====== Material for this exercise ======

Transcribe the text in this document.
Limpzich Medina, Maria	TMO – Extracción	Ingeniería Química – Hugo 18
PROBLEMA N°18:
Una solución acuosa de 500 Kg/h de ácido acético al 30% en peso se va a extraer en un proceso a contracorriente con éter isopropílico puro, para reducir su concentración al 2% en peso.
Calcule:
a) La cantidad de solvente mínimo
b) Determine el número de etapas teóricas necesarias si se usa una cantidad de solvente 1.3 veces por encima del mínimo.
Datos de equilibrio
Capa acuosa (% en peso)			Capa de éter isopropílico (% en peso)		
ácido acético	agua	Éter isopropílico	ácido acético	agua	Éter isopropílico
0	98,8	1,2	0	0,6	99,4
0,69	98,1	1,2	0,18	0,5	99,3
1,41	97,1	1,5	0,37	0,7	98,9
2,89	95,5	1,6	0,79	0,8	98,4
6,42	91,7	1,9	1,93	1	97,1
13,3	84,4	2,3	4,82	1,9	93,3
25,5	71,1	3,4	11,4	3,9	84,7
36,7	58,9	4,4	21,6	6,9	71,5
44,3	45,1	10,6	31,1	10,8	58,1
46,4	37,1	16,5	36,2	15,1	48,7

======
====== Material for this exercise ======

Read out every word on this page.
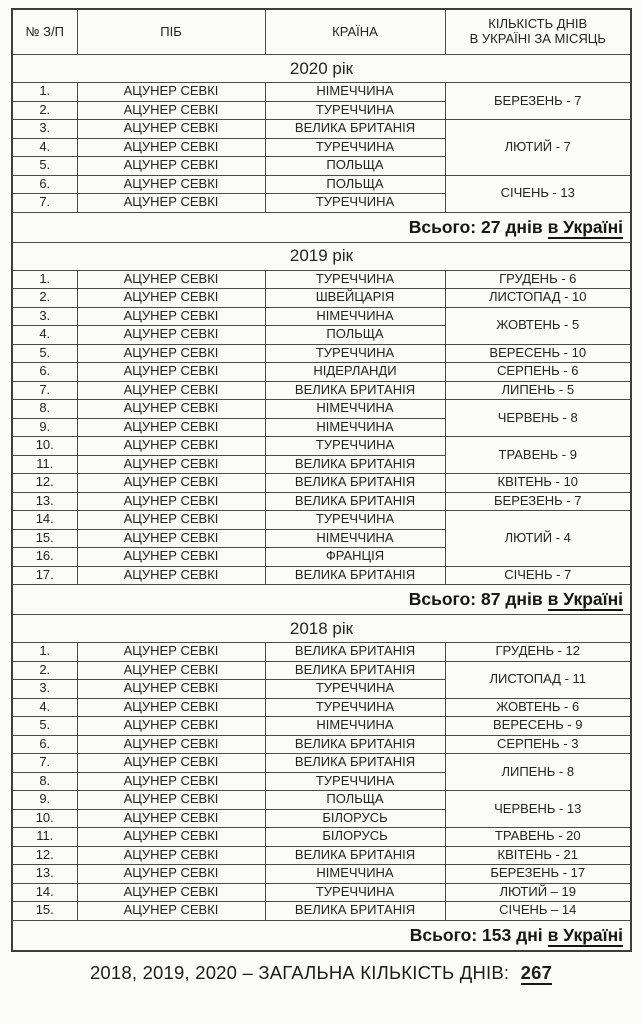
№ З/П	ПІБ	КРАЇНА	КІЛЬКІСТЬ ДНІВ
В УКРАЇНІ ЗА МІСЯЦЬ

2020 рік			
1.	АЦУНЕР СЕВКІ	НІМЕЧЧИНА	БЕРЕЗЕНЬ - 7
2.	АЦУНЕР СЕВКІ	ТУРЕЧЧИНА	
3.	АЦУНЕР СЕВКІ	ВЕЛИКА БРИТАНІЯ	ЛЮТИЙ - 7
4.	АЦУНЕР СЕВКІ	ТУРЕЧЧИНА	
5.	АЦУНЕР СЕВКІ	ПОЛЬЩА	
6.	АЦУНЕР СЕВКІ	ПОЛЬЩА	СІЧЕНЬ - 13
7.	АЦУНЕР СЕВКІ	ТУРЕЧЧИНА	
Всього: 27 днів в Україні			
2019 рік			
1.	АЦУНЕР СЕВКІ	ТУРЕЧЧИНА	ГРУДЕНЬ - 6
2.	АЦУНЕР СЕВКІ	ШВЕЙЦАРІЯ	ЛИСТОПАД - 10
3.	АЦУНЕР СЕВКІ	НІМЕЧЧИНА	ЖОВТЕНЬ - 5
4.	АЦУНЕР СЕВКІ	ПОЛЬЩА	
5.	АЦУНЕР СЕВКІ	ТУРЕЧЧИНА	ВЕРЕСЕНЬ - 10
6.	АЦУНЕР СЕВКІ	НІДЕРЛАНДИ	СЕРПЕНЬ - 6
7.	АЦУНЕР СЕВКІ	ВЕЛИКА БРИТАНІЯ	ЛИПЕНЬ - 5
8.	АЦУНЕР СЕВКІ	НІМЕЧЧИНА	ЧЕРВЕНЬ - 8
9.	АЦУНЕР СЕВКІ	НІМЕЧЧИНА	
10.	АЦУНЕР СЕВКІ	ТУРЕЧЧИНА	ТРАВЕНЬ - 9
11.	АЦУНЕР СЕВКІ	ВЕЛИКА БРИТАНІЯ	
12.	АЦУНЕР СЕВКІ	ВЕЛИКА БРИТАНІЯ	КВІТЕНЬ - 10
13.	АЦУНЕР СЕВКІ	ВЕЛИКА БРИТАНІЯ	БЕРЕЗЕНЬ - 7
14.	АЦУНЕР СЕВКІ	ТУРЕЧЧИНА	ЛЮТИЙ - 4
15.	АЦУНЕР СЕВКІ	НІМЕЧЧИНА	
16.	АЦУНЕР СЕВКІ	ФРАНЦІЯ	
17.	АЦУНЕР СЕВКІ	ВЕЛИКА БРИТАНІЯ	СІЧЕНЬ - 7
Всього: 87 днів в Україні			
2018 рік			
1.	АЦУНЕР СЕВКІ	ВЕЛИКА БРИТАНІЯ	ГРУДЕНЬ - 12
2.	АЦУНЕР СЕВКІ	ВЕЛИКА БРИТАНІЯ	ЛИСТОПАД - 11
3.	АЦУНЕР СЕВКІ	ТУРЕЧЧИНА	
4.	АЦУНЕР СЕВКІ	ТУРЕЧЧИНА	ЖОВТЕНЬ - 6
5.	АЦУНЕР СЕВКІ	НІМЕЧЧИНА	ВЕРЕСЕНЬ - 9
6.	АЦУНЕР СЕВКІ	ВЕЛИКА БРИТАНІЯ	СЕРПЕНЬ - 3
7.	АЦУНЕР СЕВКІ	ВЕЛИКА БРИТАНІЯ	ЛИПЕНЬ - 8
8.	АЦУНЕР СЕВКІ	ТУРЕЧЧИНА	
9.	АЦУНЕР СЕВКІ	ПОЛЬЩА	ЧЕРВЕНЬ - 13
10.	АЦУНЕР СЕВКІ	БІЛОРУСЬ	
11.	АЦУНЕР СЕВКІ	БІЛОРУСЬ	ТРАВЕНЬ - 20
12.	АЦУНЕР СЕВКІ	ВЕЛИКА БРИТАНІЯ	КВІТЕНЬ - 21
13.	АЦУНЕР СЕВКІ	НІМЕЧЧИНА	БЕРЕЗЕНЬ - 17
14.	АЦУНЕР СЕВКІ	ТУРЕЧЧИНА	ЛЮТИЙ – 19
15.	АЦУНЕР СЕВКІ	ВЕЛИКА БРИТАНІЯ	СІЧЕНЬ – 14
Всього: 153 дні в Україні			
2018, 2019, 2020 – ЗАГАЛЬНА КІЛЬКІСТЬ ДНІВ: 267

======
====== Material for this exercise ======

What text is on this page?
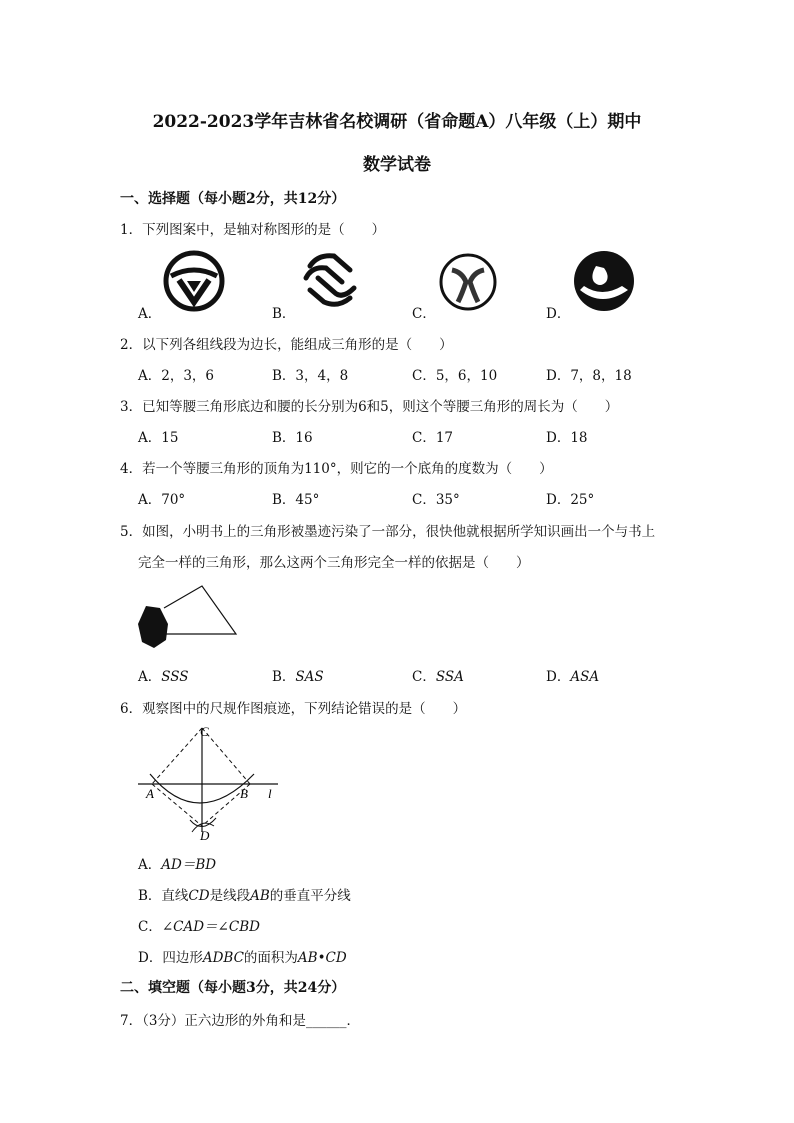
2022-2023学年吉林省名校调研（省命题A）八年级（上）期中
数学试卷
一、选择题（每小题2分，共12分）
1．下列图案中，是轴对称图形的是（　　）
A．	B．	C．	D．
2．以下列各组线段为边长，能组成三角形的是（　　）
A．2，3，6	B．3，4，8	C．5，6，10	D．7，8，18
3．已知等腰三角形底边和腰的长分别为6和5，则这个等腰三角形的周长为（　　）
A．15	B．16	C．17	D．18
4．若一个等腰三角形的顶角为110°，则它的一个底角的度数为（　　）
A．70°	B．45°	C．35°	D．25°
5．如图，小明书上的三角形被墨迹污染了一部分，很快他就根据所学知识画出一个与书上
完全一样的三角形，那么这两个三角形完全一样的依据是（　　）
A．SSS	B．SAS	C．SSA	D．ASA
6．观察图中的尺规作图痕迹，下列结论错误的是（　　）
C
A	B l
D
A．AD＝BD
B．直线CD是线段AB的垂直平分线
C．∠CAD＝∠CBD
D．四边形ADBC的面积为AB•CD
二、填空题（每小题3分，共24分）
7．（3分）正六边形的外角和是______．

======

** What is asked **
Look over the listing. Pull out every line with the string "КВІТЕНЬ" in it.

** Response to the exercise **
12.	АЦУНЕР СЕВКІ	ВЕЛИКА БРИТАНІЯ	КВІТЕНЬ - 10
12.	АЦУНЕР СЕВКІ	ВЕЛИКА БРИТАНІЯ	КВІТЕНЬ - 21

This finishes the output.